■ Избранный отрывок ■

========

Что хочет нам сказать святой Фома Аквинский, когда называет поэзию infima doctrina (низшее учение)? Уж конечно, он не пытается принизить ее значение. Ее единственный недостаток в том, что поэзия, используя аллегорию, как философия или теология, обращается к предмету недостойному, то есть к выстраиванию фантазийных образов в сознании читателя или слушателя, и таким образом, по сути, ставит своей целью сочинить как можно более красивую ложь, что препятствует познанию мира.
Именно в Средневековье зарождается витражное искусство, чей эффект обусловлен использованием ярких, чистых, базовых цветов, пронизанных ярким светом — вот вам аллегория мира во всем его многообразии, пронизанного насквозь Божественным светом.
Впрочем, повторимся, что отношение к поэзии в эпоху Средневековья складывается не отрицательное, а, скорее, безразличное: «Конрад из Гиршау отмечает, что поэта называют сочинителем (fictor), ибо он говорит о вещах ложных вместо истинных или смешивает истину и ложь (eo quod pro veris falsa dicat ver falsa interdum vera commisceat), и что часто в вымышленном стихотворении мы имеем дело не со смысловой силой (virtus) слова, а лишь с сотрясением воздуха (sonum tantummodo vocis)». Средневековые схоласты еще не знали, какой силой обладает поэтическое слово, образно и в то же время точно отражающее окружающий мир и обладающее не меньшей, а может быть, и большей способностью к познанию, чем философия.

========

■ Задание A ■
Каким словом, по словам Конрада из Гиршау в отрывке о средневековом отношении к поэзии, называют поэта?
■ Задание B ■
Выпишите дословно из отрывка о средневековом отношении к поэзии часть, которая начинается словами «Именно в Средневековье» и заканчивается словами «насквозь Божественным светом.».

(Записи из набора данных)
========

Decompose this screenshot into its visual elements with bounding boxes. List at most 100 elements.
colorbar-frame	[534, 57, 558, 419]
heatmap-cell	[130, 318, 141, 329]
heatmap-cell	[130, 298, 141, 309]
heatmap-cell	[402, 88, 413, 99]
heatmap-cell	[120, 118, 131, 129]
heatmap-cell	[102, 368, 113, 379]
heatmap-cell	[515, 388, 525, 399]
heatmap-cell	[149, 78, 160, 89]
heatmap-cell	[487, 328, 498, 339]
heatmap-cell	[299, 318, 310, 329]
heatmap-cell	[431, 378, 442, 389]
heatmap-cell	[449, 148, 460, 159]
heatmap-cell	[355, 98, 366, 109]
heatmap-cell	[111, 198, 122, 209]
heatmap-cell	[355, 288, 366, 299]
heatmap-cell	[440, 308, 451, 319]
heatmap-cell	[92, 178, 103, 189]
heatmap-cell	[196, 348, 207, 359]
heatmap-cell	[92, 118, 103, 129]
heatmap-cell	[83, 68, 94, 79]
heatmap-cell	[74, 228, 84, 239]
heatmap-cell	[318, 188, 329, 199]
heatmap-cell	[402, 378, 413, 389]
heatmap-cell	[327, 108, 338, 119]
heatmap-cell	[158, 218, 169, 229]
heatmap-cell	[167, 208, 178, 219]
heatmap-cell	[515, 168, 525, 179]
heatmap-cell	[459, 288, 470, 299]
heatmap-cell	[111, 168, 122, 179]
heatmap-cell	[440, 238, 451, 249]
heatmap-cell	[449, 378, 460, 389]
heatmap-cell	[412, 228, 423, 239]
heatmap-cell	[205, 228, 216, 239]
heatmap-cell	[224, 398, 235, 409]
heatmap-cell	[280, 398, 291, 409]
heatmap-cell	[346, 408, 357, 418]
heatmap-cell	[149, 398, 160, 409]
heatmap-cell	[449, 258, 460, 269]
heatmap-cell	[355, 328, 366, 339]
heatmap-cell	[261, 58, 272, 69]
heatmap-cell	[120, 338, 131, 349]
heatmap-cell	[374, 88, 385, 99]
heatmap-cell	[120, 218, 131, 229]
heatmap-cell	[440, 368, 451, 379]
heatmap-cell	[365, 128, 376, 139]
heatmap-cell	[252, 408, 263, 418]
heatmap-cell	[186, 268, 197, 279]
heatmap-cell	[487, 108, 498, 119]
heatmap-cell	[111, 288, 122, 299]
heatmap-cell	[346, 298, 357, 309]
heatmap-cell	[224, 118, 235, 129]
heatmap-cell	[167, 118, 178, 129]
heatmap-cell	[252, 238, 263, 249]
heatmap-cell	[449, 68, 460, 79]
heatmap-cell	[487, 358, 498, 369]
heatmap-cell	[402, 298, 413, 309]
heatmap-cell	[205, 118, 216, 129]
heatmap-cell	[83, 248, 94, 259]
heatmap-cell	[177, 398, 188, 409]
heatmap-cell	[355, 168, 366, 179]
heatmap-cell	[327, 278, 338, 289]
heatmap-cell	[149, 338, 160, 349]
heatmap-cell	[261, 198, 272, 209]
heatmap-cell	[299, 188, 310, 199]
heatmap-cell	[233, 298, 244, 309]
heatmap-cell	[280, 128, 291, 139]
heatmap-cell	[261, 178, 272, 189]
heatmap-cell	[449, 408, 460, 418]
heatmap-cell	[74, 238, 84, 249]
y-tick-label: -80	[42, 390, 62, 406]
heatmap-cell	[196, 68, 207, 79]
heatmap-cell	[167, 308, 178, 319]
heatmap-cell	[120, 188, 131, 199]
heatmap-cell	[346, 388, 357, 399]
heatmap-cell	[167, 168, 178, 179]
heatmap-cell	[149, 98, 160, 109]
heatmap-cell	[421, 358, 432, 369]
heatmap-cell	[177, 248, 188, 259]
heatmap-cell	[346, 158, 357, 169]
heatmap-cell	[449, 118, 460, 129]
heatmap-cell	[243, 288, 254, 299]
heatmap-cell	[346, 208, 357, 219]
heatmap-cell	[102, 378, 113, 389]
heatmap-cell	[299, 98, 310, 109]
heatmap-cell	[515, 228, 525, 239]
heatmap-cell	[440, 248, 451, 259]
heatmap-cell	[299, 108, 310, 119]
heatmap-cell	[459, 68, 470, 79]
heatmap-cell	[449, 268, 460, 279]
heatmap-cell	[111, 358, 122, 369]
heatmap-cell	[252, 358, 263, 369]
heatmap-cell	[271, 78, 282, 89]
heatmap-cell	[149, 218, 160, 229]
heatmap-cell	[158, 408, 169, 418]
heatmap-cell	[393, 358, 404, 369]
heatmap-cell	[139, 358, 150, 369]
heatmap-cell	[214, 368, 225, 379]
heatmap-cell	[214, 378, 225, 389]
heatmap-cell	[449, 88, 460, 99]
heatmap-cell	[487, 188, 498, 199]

========

■ Решение задания A ■
Сочинителем (fictor).

■ Решение задания B ■
Именно в Средневековье зарождается витражное искусство, чей эффект обусловлен использованием ярких, чистых, базовых цветов, пронизанных ярким светом — вот вам аллегория мира во всем его многообразии, пронизанного насквозь Божественным светом.